Given task -> Write the data out again, character for character, with no images.

Supplied material ->
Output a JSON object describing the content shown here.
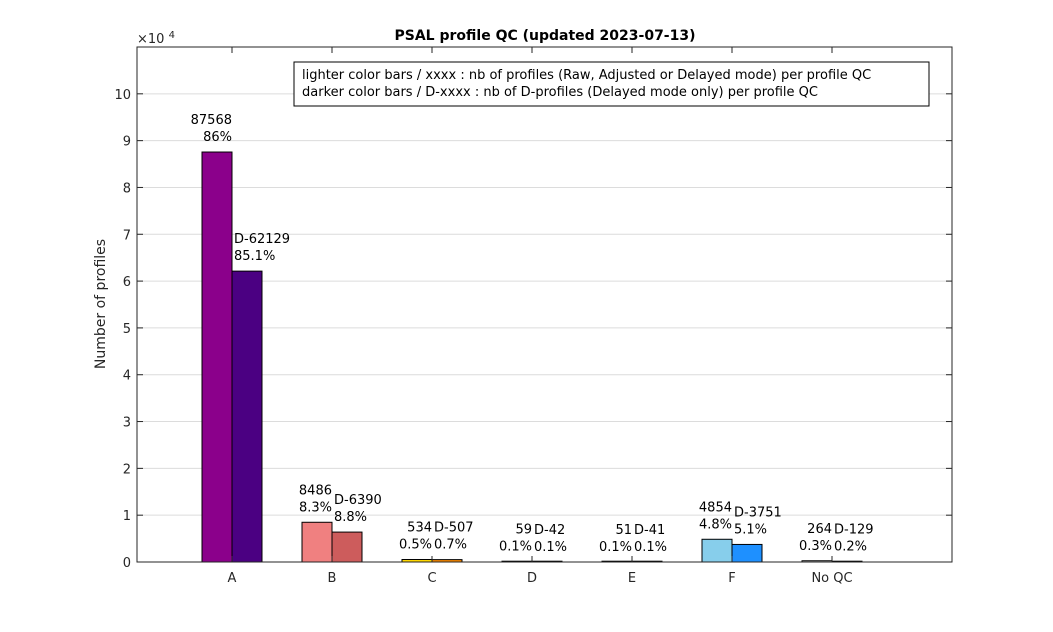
{
  "chart_data": {
    "type": "bar",
    "title": "PSAL profile QC (updated 2023-07-13)",
    "xlabel": "",
    "ylabel": "Number of profiles",
    "y_exponent_label": "×10",
    "y_exponent_power": "4",
    "ylim": [
      0,
      110000
    ],
    "grid": true,
    "legend_position": "top-right",
    "categories": [
      "A",
      "B",
      "C",
      "D",
      "E",
      "F",
      "No QC"
    ],
    "y_tick_values": [
      0,
      10000,
      20000,
      30000,
      40000,
      50000,
      60000,
      70000,
      80000,
      90000,
      100000
    ],
    "y_tick_labels": [
      "0",
      "1",
      "2",
      "3",
      "4",
      "5",
      "6",
      "7",
      "8",
      "9",
      "10"
    ],
    "annotation_lines": [
      "lighter color bars / xxxx : nb of profiles (Raw, Adjusted or Delayed mode) per profile QC",
      "darker color bars / D-xxxx : nb of D-profiles (Delayed mode only) per profile QC"
    ],
    "series": [
      {
        "values": [
          87568,
          8486,
          534,
          59,
          51,
          4854,
          264
        ],
        "count_labels": [
          "87568",
          "8486",
          "534",
          "59",
          "51",
          "4854",
          "264"
        ],
        "percent_labels": [
          "86%",
          "8.3%",
          "0.5%",
          "0.1%",
          "0.1%",
          "4.8%",
          "0.3%"
        ],
        "colors": [
          "#8b008b",
          "#f08080",
          "#ffd700",
          "#ffffff",
          "#ffffff",
          "#87ceeb",
          "#ffffff"
        ]
      },
      {
        "values": [
          62129,
          6390,
          507,
          42,
          41,
          3751,
          129
        ],
        "count_labels": [
          "D-62129",
          "D-6390",
          "D-507",
          "D-42",
          "D-41",
          "D-3751",
          "D-129"
        ],
        "percent_labels": [
          "85.1%",
          "8.8%",
          "0.7%",
          "0.1%",
          "0.1%",
          "5.1%",
          "0.2%"
        ],
        "colors": [
          "#4b0082",
          "#cd5c5c",
          "#ff8c00",
          "#ffffff",
          "#ffffff",
          "#1e90ff",
          "#ffffff"
        ]
      }
    ]
  }
}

Solution ->
Output a JSON object describing the content shown here.
{
  "chart_data": {
    "type": "bar",
    "title": "PSAL profile QC (updated 2023-07-13)",
    "xlabel": "",
    "ylabel": "Number of profiles",
    "y_exponent_label": "×10",
    "y_exponent_power": "4",
    "ylim": [
      0,
      110000
    ],
    "grid": true,
    "legend_position": "top-right",
    "categories": [
      "A",
      "B",
      "C",
      "D",
      "E",
      "F",
      "No QC"
    ],
    "y_tick_values": [
      0,
      10000,
      20000,
      30000,
      40000,
      50000,
      60000,
      70000,
      80000,
      90000,
      100000
    ],
    "y_tick_labels": [
      "0",
      "1",
      "2",
      "3",
      "4",
      "5",
      "6",
      "7",
      "8",
      "9",
      "10"
    ],
    "annotation_lines": [
      "lighter color bars / xxxx : nb of profiles (Raw, Adjusted or Delayed mode) per profile QC",
      "darker color bars / D-xxxx : nb of D-profiles (Delayed mode only) per profile QC"
    ],
    "series": [
      {
        "values": [
          87568,
          8486,
          534,
          59,
          51,
          4854,
          264
        ],
        "count_labels": [
          "87568",
          "8486",
          "534",
          "59",
          "51",
          "4854",
          "264"
        ],
        "percent_labels": [
          "86%",
          "8.3%",
          "0.5%",
          "0.1%",
          "0.1%",
          "4.8%",
          "0.3%"
        ],
        "colors": [
          "#8b008b",
          "#f08080",
          "#ffd700",
          "#ffffff",
          "#ffffff",
          "#87ceeb",
          "#ffffff"
        ]
      },
      {
        "values": [
          62129,
          6390,
          507,
          42,
          41,
          3751,
          129
        ],
        "count_labels": [
          "D-62129",
          "D-6390",
          "D-507",
          "D-42",
          "D-41",
          "D-3751",
          "D-129"
        ],
        "percent_labels": [
          "85.1%",
          "8.8%",
          "0.7%",
          "0.1%",
          "0.1%",
          "5.1%",
          "0.2%"
        ],
        "colors": [
          "#4b0082",
          "#cd5c5c",
          "#ff8c00",
          "#ffffff",
          "#ffffff",
          "#1e90ff",
          "#ffffff"
        ]
      }
    ]
  }
}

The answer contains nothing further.